___ PROVIDED RECORDS ___
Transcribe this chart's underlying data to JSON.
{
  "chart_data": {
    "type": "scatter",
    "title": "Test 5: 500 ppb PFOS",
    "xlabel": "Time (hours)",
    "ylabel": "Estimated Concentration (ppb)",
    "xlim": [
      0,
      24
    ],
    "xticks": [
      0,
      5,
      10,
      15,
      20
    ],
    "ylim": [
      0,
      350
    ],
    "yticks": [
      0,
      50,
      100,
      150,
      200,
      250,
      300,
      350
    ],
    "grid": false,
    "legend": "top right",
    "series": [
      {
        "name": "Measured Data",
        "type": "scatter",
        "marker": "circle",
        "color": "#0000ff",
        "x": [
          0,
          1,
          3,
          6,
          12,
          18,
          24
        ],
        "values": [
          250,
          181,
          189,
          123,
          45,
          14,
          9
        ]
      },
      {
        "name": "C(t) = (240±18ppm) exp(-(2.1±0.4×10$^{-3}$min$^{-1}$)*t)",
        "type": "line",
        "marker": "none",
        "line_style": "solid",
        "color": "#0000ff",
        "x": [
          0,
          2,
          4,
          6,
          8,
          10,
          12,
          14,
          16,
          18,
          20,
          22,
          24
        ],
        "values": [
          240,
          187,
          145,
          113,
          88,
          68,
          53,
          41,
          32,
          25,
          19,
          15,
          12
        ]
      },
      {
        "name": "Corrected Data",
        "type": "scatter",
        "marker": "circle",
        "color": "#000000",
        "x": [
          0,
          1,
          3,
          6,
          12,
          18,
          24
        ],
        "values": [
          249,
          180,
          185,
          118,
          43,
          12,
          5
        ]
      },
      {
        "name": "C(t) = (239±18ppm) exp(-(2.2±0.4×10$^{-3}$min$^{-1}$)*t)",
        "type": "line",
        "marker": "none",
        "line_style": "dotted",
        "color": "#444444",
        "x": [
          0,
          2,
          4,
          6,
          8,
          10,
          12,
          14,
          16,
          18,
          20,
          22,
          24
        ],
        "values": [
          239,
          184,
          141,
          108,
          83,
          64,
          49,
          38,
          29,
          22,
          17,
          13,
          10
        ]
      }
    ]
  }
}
___
* _DIRECTIVE_
Search the material above for "color". Pull out each line where it shows up.

* _REPLY TO THE TASK_
        "color": "#0000ff",
        "color": "#0000ff",
        "color": "#000000",
        "color": "#444444",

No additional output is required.